-- START OF DATASET ROWS --

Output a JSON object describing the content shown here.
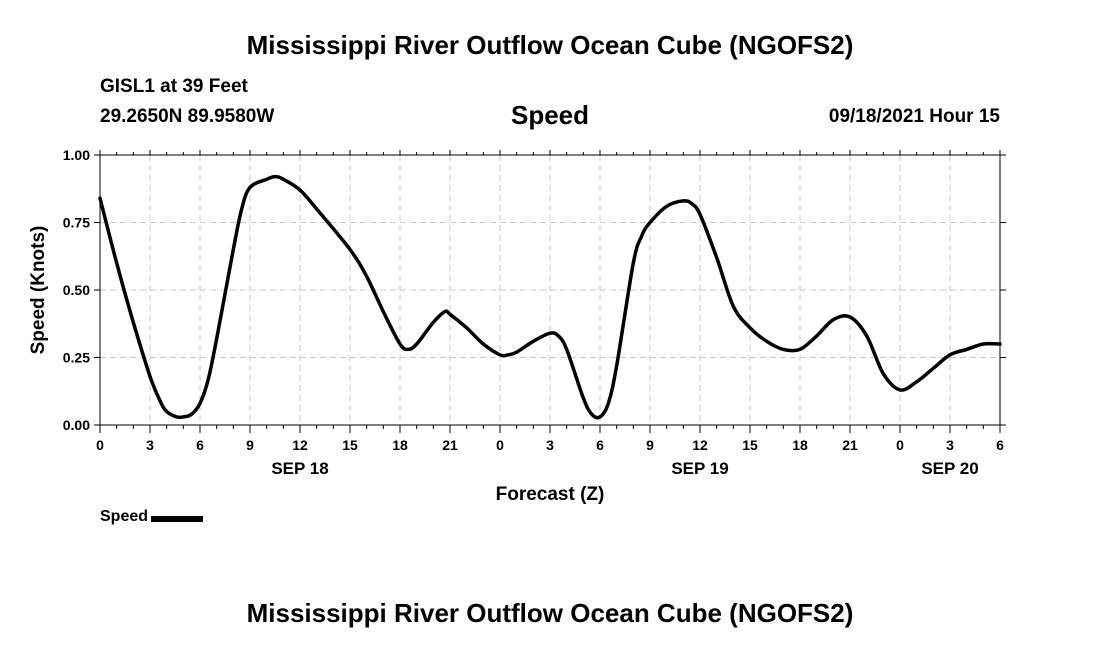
{
  "header": {
    "title": "Mississippi River Outflow Ocean Cube (NGOFS2)",
    "station": "GISL1 at 39 Feet",
    "coords": "29.2650N  89.9580W",
    "variable": "Speed",
    "datetime": "09/18/2021 Hour 15"
  },
  "footer": {
    "title": "Mississippi River Outflow Ocean Cube (NGOFS2)"
  },
  "legend": {
    "label": "Speed",
    "color": "#000000"
  },
  "chart_data": {
    "type": "line",
    "title": "Speed",
    "xlabel": "Forecast (Z)",
    "ylabel": "Speed (Knots)",
    "xlim": [
      0,
      54
    ],
    "ylim": [
      0,
      1
    ],
    "yticks": [
      0,
      0.25,
      0.5,
      0.75,
      1.0
    ],
    "ytick_labels": [
      "0.00",
      "0.25",
      "0.50",
      "0.75",
      "1.00"
    ],
    "xticks": [
      0,
      3,
      6,
      9,
      12,
      15,
      18,
      21,
      24,
      27,
      30,
      33,
      36,
      39,
      42,
      45,
      48,
      51,
      54
    ],
    "xtick_labels": [
      "0",
      "3",
      "6",
      "9",
      "12",
      "15",
      "18",
      "21",
      "0",
      "3",
      "6",
      "9",
      "12",
      "15",
      "18",
      "21",
      "0",
      "3",
      "6"
    ],
    "date_labels": [
      {
        "x": 12,
        "label": "SEP 18"
      },
      {
        "x": 36,
        "label": "SEP 19"
      },
      {
        "x": 51,
        "label": "SEP 20"
      }
    ],
    "grid": true,
    "series": [
      {
        "name": "Speed",
        "color": "#000000",
        "x": [
          0,
          1,
          2,
          3,
          3.6,
          4,
          4.6,
          5,
          5.5,
          6,
          6.5,
          7,
          8,
          8.5,
          9,
          10,
          10.5,
          11,
          12,
          13,
          15,
          16,
          17,
          18,
          18.5,
          19,
          20,
          20.7,
          21,
          22,
          23,
          24,
          24.5,
          25,
          26,
          27,
          27.5,
          28,
          29,
          29.5,
          30,
          30.5,
          31,
          32,
          32.5,
          33,
          34,
          35,
          35.5,
          36,
          37,
          38,
          39,
          40,
          41,
          42,
          43,
          44,
          45,
          46,
          47,
          48,
          49,
          50,
          51,
          52,
          53,
          54
        ],
        "y": [
          0.84,
          0.6,
          0.38,
          0.18,
          0.09,
          0.05,
          0.03,
          0.03,
          0.04,
          0.08,
          0.17,
          0.32,
          0.65,
          0.8,
          0.88,
          0.91,
          0.92,
          0.91,
          0.87,
          0.8,
          0.65,
          0.55,
          0.42,
          0.3,
          0.28,
          0.3,
          0.38,
          0.42,
          0.41,
          0.36,
          0.3,
          0.26,
          0.26,
          0.27,
          0.31,
          0.34,
          0.33,
          0.28,
          0.1,
          0.04,
          0.03,
          0.08,
          0.22,
          0.6,
          0.7,
          0.75,
          0.81,
          0.83,
          0.82,
          0.78,
          0.62,
          0.44,
          0.36,
          0.31,
          0.28,
          0.28,
          0.33,
          0.39,
          0.4,
          0.33,
          0.19,
          0.13,
          0.16,
          0.21,
          0.26,
          0.28,
          0.3,
          0.3
        ]
      }
    ]
  }
}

-- END OF DATASET ROWS --

◆ TASK TO CARRY OUT ◆
The entries above are to be returned exactly, without their pictures.

◆ EXERCISE RESULT ◆
Output a JSON object describing the content shown here.
{
  "header": {
    "title": "Mississippi River Outflow Ocean Cube (NGOFS2)",
    "station": "GISL1 at 39 Feet",
    "coords": "29.2650N  89.9580W",
    "variable": "Speed",
    "datetime": "09/18/2021 Hour 15"
  },
  "footer": {
    "title": "Mississippi River Outflow Ocean Cube (NGOFS2)"
  },
  "legend": {
    "label": "Speed",
    "color": "#000000"
  },
  "chart_data": {
    "type": "line",
    "title": "Speed",
    "xlabel": "Forecast (Z)",
    "ylabel": "Speed (Knots)",
    "xlim": [
      0,
      54
    ],
    "ylim": [
      0,
      1
    ],
    "yticks": [
      0,
      0.25,
      0.5,
      0.75,
      1.0
    ],
    "ytick_labels": [
      "0.00",
      "0.25",
      "0.50",
      "0.75",
      "1.00"
    ],
    "xticks": [
      0,
      3,
      6,
      9,
      12,
      15,
      18,
      21,
      24,
      27,
      30,
      33,
      36,
      39,
      42,
      45,
      48,
      51,
      54
    ],
    "xtick_labels": [
      "0",
      "3",
      "6",
      "9",
      "12",
      "15",
      "18",
      "21",
      "0",
      "3",
      "6",
      "9",
      "12",
      "15",
      "18",
      "21",
      "0",
      "3",
      "6"
    ],
    "date_labels": [
      {
        "x": 12,
        "label": "SEP 18"
      },
      {
        "x": 36,
        "label": "SEP 19"
      },
      {
        "x": 51,
        "label": "SEP 20"
      }
    ],
    "grid": true,
    "series": [
      {
        "name": "Speed",
        "color": "#000000",
        "x": [
          0,
          1,
          2,
          3,
          3.6,
          4,
          4.6,
          5,
          5.5,
          6,
          6.5,
          7,
          8,
          8.5,
          9,
          10,
          10.5,
          11,
          12,
          13,
          15,
          16,
          17,
          18,
          18.5,
          19,
          20,
          20.7,
          21,
          22,
          23,
          24,
          24.5,
          25,
          26,
          27,
          27.5,
          28,
          29,
          29.5,
          30,
          30.5,
          31,
          32,
          32.5,
          33,
          34,
          35,
          35.5,
          36,
          37,
          38,
          39,
          40,
          41,
          42,
          43,
          44,
          45,
          46,
          47,
          48,
          49,
          50,
          51,
          52,
          53,
          54
        ],
        "y": [
          0.84,
          0.6,
          0.38,
          0.18,
          0.09,
          0.05,
          0.03,
          0.03,
          0.04,
          0.08,
          0.17,
          0.32,
          0.65,
          0.8,
          0.88,
          0.91,
          0.92,
          0.91,
          0.87,
          0.8,
          0.65,
          0.55,
          0.42,
          0.3,
          0.28,
          0.3,
          0.38,
          0.42,
          0.41,
          0.36,
          0.3,
          0.26,
          0.26,
          0.27,
          0.31,
          0.34,
          0.33,
          0.28,
          0.1,
          0.04,
          0.03,
          0.08,
          0.22,
          0.6,
          0.7,
          0.75,
          0.81,
          0.83,
          0.82,
          0.78,
          0.62,
          0.44,
          0.36,
          0.31,
          0.28,
          0.28,
          0.33,
          0.39,
          0.4,
          0.33,
          0.19,
          0.13,
          0.16,
          0.21,
          0.26,
          0.28,
          0.3,
          0.3
        ]
      }
    ]
  }
}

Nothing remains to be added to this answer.